— BEGIN Data to process —
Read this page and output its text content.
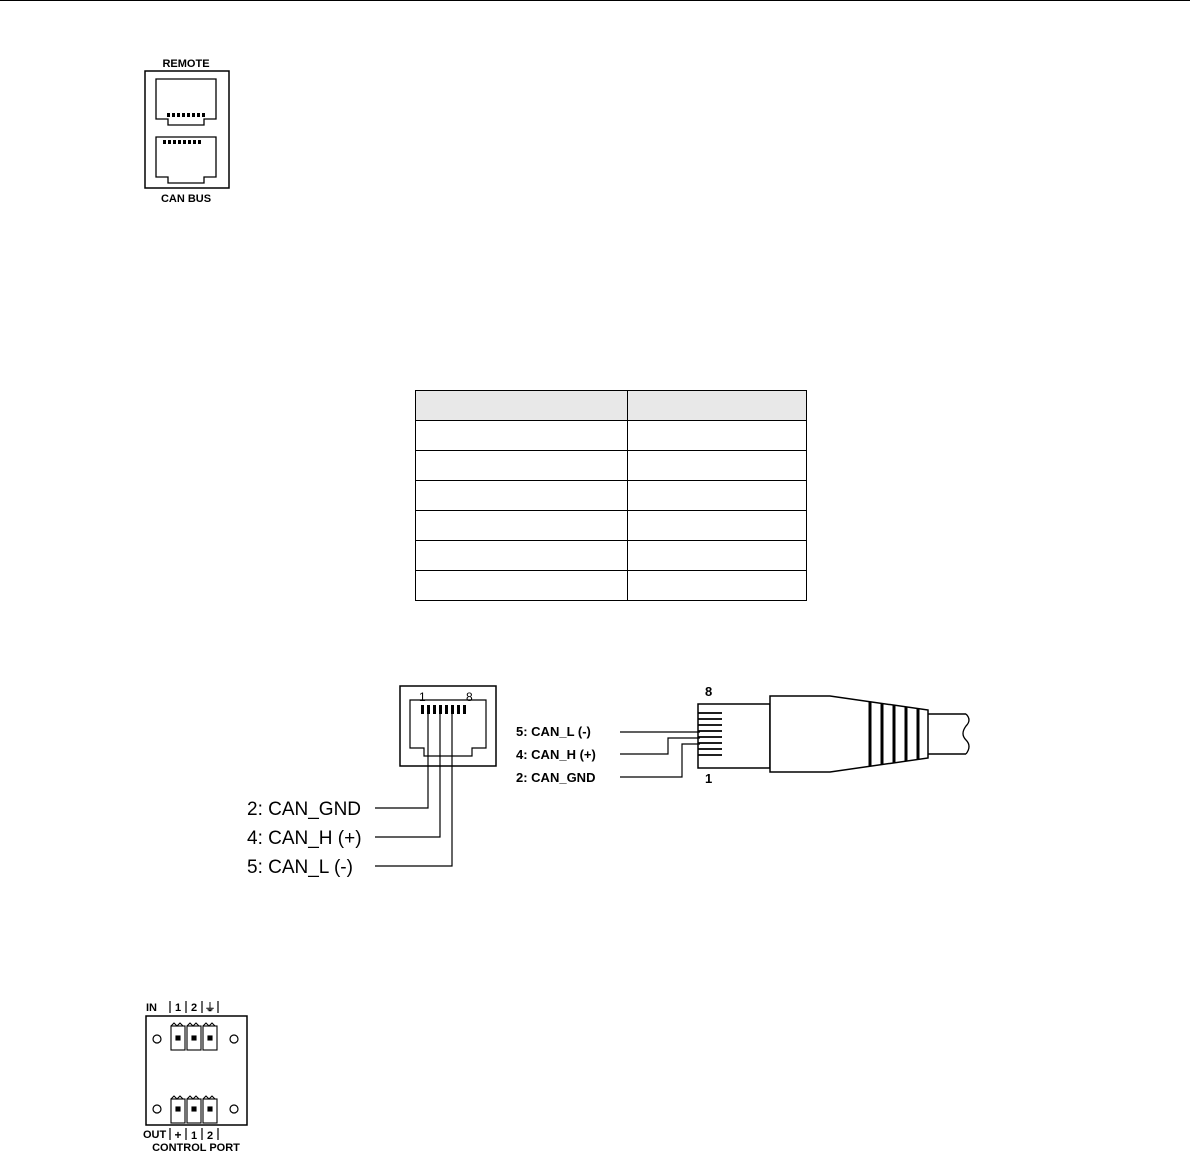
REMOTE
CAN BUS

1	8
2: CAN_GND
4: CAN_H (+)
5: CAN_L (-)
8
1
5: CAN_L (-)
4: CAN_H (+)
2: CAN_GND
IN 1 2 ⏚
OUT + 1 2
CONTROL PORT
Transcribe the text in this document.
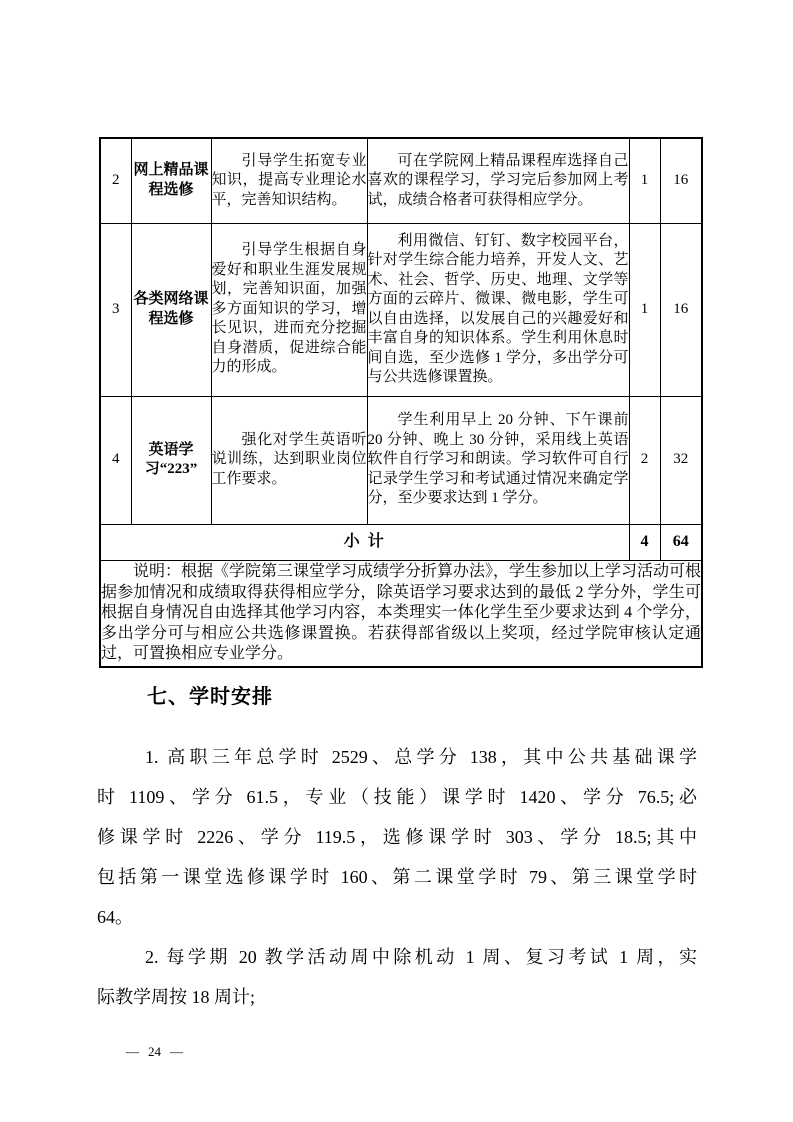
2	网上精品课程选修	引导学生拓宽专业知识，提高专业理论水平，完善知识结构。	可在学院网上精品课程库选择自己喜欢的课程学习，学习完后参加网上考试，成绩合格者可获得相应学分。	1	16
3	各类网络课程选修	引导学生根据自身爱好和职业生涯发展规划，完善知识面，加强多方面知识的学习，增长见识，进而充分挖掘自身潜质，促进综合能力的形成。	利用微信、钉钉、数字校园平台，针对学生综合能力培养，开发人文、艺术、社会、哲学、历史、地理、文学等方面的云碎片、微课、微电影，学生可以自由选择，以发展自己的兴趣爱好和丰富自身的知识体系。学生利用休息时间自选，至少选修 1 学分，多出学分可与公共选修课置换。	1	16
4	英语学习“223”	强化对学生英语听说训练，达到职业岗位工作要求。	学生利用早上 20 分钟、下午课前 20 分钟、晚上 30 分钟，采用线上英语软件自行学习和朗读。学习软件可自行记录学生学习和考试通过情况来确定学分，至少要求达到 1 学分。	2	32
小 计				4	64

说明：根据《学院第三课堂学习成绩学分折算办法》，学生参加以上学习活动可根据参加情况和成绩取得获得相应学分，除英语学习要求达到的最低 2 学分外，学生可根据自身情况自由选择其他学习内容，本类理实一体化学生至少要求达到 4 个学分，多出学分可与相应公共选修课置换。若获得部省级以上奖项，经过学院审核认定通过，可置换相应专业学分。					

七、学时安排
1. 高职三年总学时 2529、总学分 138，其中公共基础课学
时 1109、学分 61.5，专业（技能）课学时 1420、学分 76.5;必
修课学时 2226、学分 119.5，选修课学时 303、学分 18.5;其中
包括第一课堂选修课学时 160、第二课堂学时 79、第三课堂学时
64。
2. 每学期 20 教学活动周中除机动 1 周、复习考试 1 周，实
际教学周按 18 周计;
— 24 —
— END Data to process —
Short exercise: Except for the pictures, give all the material above again verbatim.

Answer to the exercise:
Read this page and output its text content.
REMOTE
CAN BUS

1	8
2: CAN_GND
4: CAN_H (+)
5: CAN_L (-)
8
1
5: CAN_L (-)
4: CAN_H (+)
2: CAN_GND
IN 1 2 ⏚
OUT + 1 2
CONTROL PORT
Transcribe the text in this document.
2	网上精品课程选修	引导学生拓宽专业知识，提高专业理论水平，完善知识结构。	可在学院网上精品课程库选择自己喜欢的课程学习，学习完后参加网上考试，成绩合格者可获得相应学分。	1	16
3	各类网络课程选修	引导学生根据自身爱好和职业生涯发展规划，完善知识面，加强多方面知识的学习，增长见识，进而充分挖掘自身潜质，促进综合能力的形成。	利用微信、钉钉、数字校园平台，针对学生综合能力培养，开发人文、艺术、社会、哲学、历史、地理、文学等方面的云碎片、微课、微电影，学生可以自由选择，以发展自己的兴趣爱好和丰富自身的知识体系。学生利用休息时间自选，至少选修 1 学分，多出学分可与公共选修课置换。	1	16
4	英语学习“223”	强化对学生英语听说训练，达到职业岗位工作要求。	学生利用早上 20 分钟、下午课前 20 分钟、晚上 30 分钟，采用线上英语软件自行学习和朗读。学习软件可自行记录学生学习和考试通过情况来确定学分，至少要求达到 1 学分。	2	32
小 计				4	64

说明：根据《学院第三课堂学习成绩学分折算办法》，学生参加以上学习活动可根据参加情况和成绩取得获得相应学分，除英语学习要求达到的最低 2 学分外，学生可根据自身情况自由选择其他学习内容，本类理实一体化学生至少要求达到 4 个学分，多出学分可与相应公共选修课置换。若获得部省级以上奖项，经过学院审核认定通过，可置换相应专业学分。					

七、学时安排
1. 高职三年总学时 2529、总学分 138，其中公共基础课学
时 1109、学分 61.5，专业（技能）课学时 1420、学分 76.5;必
修课学时 2226、学分 119.5，选修课学时 303、学分 18.5;其中
包括第一课堂选修课学时 160、第二课堂学时 79、第三课堂学时
64。
2. 每学期 20 教学活动周中除机动 1 周、复习考试 1 周，实
际教学周按 18 周计;
— 24 —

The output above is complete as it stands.